Figure record extracts
§

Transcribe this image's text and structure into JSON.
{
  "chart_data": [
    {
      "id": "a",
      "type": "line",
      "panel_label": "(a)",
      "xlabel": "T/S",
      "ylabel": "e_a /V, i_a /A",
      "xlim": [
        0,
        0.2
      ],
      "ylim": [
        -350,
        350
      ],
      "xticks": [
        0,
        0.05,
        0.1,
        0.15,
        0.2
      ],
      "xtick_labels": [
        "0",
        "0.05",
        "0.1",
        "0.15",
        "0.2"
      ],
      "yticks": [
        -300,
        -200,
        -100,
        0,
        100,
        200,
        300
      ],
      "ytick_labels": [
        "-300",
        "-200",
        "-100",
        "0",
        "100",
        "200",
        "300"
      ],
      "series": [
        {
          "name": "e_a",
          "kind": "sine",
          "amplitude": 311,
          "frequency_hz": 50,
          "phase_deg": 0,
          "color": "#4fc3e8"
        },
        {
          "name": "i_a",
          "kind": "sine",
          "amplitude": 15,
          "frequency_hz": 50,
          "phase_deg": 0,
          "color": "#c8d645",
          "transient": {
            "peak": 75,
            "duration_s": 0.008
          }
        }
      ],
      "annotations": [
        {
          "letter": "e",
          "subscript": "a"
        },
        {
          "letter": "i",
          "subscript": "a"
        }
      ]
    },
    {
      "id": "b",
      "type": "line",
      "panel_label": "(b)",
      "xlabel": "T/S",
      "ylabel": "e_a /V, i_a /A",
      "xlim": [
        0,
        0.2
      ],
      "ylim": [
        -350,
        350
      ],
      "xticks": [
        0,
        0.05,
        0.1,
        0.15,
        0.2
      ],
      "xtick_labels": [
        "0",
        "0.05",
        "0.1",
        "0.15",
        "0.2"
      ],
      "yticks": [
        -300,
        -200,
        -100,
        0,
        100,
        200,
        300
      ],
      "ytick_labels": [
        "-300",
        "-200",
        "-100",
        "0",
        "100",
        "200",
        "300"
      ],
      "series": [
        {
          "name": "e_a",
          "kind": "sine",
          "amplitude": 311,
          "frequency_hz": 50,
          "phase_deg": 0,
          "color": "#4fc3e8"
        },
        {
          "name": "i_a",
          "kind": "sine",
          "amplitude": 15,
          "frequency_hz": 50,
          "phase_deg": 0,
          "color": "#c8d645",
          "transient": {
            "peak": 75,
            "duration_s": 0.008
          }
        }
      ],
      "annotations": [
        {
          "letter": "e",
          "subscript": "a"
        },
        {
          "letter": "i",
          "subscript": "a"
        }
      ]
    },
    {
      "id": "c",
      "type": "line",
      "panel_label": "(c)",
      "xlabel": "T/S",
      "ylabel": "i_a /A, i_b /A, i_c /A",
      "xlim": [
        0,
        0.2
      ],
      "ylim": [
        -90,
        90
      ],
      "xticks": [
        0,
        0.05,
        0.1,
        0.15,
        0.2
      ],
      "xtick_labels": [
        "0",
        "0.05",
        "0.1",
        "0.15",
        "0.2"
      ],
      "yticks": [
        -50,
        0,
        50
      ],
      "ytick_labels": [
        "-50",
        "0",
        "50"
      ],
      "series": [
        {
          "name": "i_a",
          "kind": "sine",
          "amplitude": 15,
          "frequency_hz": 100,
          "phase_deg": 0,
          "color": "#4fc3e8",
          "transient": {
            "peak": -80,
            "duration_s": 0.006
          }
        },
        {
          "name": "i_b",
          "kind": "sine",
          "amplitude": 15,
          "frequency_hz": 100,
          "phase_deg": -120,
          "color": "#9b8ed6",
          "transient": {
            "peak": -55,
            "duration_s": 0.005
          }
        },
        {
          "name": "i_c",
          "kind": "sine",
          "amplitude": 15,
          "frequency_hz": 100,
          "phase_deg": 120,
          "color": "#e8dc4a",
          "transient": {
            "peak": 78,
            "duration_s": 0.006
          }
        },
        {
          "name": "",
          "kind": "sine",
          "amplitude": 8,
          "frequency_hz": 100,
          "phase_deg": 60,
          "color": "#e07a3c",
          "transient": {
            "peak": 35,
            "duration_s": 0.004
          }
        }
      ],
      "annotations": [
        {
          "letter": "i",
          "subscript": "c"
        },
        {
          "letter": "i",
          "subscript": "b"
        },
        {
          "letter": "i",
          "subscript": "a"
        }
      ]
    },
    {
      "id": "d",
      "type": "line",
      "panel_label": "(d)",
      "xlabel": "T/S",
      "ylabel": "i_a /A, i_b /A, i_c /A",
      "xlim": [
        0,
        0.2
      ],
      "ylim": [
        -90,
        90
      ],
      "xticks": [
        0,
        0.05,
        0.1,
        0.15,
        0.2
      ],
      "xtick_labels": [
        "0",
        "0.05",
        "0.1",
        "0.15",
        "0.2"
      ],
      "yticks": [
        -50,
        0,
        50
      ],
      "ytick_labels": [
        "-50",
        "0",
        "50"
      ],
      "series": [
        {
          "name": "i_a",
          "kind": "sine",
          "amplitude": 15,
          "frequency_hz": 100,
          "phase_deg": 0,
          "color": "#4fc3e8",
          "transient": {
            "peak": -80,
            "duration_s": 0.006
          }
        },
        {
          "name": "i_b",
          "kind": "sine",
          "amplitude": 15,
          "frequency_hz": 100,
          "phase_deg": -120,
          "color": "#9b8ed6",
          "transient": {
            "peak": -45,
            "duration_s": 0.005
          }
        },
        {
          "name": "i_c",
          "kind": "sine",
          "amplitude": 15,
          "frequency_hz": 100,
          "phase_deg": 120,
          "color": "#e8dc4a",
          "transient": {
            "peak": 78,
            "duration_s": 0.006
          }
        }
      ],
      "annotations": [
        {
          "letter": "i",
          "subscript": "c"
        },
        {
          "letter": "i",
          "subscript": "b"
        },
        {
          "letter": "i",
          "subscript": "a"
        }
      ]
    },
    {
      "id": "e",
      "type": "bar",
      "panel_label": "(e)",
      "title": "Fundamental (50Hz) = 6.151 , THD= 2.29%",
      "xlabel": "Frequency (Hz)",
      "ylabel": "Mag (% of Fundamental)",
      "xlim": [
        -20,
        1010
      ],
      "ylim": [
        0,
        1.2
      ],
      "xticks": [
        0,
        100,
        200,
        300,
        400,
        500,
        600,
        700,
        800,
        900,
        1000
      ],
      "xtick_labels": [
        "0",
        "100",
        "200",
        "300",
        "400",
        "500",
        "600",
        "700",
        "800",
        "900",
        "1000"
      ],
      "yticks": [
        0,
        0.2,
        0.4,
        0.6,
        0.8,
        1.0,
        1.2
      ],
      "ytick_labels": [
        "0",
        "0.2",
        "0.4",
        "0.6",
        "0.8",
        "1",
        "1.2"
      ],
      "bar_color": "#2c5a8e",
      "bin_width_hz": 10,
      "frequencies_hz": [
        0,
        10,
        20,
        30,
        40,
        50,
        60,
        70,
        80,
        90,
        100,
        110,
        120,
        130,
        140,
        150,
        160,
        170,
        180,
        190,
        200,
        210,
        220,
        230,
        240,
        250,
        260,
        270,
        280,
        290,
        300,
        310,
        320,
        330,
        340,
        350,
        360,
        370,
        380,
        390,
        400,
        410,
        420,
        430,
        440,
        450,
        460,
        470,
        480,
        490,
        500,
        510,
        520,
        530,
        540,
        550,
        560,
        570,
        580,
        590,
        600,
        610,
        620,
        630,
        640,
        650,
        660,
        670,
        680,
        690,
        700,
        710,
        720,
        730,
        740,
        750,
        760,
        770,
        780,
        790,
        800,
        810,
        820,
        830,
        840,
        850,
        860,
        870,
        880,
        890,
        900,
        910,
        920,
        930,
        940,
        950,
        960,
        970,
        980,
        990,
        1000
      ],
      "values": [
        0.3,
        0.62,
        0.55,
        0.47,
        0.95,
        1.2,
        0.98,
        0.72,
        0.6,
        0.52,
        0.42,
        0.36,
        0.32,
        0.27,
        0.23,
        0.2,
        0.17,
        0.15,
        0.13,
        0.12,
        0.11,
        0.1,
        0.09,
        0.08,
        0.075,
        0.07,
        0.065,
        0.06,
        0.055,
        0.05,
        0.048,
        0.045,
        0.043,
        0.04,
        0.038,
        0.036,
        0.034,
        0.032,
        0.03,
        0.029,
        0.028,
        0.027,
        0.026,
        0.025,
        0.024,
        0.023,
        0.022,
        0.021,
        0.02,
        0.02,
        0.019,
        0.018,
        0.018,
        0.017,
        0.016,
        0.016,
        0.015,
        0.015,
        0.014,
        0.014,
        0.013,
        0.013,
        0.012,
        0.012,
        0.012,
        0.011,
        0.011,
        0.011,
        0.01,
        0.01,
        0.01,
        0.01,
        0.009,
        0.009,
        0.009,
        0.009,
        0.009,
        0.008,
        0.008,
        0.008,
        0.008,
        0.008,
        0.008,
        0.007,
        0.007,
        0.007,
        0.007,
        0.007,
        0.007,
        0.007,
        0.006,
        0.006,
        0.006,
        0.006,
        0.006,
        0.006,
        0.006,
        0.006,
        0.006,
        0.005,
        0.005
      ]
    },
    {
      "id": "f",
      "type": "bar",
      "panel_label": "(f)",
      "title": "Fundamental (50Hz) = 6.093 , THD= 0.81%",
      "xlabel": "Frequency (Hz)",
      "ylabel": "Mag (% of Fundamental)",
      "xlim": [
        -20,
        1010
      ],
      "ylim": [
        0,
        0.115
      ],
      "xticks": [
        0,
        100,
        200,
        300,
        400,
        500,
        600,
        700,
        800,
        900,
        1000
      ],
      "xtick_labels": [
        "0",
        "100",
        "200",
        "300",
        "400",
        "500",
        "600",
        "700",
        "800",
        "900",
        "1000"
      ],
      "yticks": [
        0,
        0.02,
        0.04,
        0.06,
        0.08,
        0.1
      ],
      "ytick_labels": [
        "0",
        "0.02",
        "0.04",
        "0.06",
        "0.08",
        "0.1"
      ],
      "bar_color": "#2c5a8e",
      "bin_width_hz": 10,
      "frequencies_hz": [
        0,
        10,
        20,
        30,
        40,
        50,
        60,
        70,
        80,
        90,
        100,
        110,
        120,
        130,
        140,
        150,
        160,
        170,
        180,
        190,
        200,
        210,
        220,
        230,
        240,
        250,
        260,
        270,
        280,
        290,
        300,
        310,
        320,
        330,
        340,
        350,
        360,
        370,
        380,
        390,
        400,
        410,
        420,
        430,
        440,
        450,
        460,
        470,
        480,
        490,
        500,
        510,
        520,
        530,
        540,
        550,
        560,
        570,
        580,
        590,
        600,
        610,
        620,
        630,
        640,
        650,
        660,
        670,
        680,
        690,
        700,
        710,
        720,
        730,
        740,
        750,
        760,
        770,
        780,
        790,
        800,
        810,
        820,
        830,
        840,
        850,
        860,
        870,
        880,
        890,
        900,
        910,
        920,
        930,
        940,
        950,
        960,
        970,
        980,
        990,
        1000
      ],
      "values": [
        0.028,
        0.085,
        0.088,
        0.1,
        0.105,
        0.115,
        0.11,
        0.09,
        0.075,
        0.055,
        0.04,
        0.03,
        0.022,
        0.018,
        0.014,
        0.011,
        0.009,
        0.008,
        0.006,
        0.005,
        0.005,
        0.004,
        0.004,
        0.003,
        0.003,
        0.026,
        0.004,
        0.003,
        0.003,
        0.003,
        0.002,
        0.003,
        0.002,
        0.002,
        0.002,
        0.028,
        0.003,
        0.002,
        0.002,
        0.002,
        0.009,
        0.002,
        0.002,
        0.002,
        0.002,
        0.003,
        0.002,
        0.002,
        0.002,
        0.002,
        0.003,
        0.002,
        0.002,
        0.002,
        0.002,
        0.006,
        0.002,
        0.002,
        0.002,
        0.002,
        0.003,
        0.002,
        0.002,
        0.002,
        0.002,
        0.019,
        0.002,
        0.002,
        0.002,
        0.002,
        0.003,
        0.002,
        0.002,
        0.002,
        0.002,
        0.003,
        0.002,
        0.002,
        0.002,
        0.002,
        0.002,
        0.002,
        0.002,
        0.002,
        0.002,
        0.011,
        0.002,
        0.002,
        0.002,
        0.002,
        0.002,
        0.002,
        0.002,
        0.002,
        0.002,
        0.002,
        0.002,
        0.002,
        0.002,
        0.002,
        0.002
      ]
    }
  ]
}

§

*TASK DIRECTIONS*. Copy all lines of the listing above that contain the string "Fundamental".

*RESULT*.
      "title": "Fundamental (50Hz) = 6.151 , THD= 2.29%",
      "ylabel": "Mag (% of Fundamental)",
      "title": "Fundamental (50Hz) = 6.093 , THD= 0.81%",
      "ylabel": "Mag (% of Fundamental)",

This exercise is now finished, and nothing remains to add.